__Exercise objective__. Seek out every line containing the word "RegioPlan", and copy each.

:::

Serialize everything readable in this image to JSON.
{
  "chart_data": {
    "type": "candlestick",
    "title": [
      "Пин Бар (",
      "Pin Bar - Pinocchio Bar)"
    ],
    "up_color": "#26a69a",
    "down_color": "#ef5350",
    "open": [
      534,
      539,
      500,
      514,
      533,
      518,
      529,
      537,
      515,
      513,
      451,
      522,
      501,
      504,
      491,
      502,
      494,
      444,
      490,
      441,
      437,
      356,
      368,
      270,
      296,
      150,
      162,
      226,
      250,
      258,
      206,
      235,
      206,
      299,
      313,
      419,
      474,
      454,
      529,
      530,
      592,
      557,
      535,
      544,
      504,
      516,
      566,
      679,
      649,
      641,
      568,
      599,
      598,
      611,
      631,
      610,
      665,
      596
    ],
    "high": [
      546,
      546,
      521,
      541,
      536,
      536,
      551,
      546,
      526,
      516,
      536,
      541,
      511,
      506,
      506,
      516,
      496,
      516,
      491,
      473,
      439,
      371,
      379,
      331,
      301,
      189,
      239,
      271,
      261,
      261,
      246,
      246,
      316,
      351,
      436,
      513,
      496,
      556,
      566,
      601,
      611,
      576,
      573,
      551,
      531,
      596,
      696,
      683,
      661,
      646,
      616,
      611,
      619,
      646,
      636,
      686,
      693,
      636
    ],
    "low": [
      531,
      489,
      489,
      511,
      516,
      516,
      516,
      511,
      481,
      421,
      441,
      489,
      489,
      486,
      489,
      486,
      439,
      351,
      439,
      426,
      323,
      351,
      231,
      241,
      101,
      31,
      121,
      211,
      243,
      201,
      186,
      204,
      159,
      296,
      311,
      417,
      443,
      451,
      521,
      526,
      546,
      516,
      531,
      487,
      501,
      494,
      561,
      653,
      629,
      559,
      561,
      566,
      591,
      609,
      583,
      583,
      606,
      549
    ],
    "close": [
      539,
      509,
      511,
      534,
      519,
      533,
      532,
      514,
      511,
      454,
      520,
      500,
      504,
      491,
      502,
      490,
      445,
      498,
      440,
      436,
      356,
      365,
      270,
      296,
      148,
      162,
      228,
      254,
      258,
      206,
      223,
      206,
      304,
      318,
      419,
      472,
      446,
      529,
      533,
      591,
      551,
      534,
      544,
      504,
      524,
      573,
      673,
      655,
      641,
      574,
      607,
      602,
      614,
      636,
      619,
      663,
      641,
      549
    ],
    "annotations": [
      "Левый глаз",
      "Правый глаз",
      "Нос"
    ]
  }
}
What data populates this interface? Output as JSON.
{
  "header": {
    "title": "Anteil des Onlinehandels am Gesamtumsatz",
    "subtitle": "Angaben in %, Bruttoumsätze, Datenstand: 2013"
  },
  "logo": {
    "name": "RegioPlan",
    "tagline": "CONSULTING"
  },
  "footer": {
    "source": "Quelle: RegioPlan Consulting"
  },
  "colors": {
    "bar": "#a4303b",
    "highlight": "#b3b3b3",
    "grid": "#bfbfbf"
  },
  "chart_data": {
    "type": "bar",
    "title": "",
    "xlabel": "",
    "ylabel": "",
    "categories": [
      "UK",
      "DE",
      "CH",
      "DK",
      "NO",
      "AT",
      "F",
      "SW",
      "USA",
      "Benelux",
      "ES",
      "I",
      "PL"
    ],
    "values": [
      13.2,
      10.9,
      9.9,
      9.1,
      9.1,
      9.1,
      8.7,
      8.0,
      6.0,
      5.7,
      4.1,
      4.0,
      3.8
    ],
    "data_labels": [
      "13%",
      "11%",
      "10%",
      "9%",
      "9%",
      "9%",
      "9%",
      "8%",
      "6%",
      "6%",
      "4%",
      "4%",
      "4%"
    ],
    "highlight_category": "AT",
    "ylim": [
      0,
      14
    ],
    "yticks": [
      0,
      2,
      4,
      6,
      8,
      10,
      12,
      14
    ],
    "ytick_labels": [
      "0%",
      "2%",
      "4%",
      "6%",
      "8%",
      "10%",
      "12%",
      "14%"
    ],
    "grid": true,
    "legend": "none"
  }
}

:::

__The solution__.
    "name": "RegioPlan",
    "source": "Quelle: RegioPlan Consulting"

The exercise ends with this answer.